------ 本文

「たしかに、そうだわ。今こそ、はっきりしたわ。私だ、私は本物じゃない。そうよ、そうよ。私が、あの……人造人間のひとりなんだわ……。わたしは今まで、知らなかった!」
「信じやすい少女の心」(「わが夢の女」)ボンテンペルリ(岩崎純孝他訳)ちくま文庫
「ナンセンス、アブノーマル・グロテスク。奇妙キテレツ痛快な短編集」と帯にあるとおり、しんじられないほどにナンセンスでときにグロテスクな話が収められている。
たとえば、患者そっくりの蝋人形を使って治療を行う医者の話。頭蓋骨に絵を描く墓守り。ここに収められているのは不思議に歪んだ話ばかりだ。ナンセンスの極めつけはおそらく「世界一周」。これが世界一周について語られる短編かと考えるのは大間違いである。いつ世界一周について書かれるのかと思っていると拍子抜けするのでご用心、というところだ。
そして、その中でも特殊な位置づけになろう一篇が、「信じやすい少女の心」。幼い少女、ミンニをからかうために、大人ふたりがちょっとした話をでっちあげる。魚をきれいだと眺めている少女にむかって、「そうだね、とてもよくできている」。あの魚はつくりものさ、と。

------------

# 練習問題
1. 本文のうち、「たとえば、患者そっくりの蝋人」を含む語句で始まり「できている」。あの魚はつくりものさ、と。」で終わる部分を、そのまま書き写しなさい。
2. 本文で、この短編集のナンセンスの極めつけとされている作品の題名は何か。
3. 本文によると、「信じやすい少女の心」で大人ふたりが話をでっちあげたのは何のためか。どのような話をしたかも含めて、1〜3文で説明しなさい。

------ データ項目

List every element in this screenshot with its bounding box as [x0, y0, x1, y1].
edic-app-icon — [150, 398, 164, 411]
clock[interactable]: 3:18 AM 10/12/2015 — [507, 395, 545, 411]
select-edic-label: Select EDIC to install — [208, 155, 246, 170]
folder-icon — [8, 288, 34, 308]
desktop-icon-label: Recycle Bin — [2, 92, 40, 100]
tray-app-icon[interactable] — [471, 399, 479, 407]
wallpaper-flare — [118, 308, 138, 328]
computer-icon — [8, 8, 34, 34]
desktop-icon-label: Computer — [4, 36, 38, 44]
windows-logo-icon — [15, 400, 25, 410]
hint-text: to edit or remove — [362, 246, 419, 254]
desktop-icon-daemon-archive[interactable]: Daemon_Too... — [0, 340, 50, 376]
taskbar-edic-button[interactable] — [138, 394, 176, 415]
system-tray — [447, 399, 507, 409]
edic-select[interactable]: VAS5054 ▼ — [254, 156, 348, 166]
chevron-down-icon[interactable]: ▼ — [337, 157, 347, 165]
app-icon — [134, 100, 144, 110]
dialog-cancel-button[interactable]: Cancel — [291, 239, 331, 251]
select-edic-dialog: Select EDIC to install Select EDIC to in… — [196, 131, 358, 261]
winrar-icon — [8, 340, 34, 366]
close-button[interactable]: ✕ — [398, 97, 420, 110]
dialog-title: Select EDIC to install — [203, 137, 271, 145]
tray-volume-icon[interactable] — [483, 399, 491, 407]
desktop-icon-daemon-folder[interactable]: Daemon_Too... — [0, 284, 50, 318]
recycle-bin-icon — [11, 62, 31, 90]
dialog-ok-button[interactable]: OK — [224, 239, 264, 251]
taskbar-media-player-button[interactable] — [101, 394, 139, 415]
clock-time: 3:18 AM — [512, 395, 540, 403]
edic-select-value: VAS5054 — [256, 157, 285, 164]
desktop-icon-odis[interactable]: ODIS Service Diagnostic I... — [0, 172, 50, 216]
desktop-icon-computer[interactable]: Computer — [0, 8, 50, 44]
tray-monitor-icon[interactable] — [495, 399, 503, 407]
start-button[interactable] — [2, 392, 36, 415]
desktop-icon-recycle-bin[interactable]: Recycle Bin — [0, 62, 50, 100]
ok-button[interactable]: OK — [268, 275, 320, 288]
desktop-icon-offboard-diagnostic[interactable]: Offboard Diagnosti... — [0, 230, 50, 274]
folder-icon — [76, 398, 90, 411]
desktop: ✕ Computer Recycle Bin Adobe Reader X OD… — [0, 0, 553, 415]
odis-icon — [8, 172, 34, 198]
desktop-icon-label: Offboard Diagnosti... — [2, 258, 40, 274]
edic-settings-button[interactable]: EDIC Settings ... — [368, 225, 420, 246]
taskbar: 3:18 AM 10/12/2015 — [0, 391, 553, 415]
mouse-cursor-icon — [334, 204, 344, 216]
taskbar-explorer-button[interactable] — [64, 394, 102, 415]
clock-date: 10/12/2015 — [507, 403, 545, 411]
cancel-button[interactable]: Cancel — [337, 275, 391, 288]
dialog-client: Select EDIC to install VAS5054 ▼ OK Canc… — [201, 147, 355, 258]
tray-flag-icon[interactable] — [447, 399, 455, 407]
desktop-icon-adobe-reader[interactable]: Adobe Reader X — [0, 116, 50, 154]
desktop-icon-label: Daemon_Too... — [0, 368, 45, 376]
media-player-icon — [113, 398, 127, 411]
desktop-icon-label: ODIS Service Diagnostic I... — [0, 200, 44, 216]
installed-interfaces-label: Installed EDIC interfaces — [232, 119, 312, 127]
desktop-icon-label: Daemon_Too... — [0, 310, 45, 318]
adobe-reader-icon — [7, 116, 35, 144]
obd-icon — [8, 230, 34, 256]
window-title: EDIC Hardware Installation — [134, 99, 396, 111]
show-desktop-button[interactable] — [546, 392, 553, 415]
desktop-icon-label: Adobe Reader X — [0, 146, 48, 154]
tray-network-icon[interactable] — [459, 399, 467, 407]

------------

# 解答
1.
たとえば、患者そっくりの蝋人形を使って治療を行う医者の話。頭蓋骨に絵を描く墓守り。ここに収められているのは不思議に歪んだ話ばかりだ。ナンセンスの極めつけはおそらく「世界一周」。これが世界一周について語られる短編かと考えるのは大間違いである。いつ世界一周について書かれるのかと思っていると拍子抜けするのでご用心、というところだ。
そして、その中でも特殊な位置づけになろう一篇が、「信じやすい少女の心」。幼い少女、ミンニをからかうために、大人ふたりがちょっとした話をでっちあげる。魚をきれいだと眺めている少女にむかって、「そうだね、とてもよくできている」。あの魚はつくりものさ、と。

2. 「世界一周」

3. 幼い少女ミンニをからかうためである。魚をきれいだと眺めている彼女に、「そうだね、とてもよくできている」と言い、あの魚はつくりものだと話した。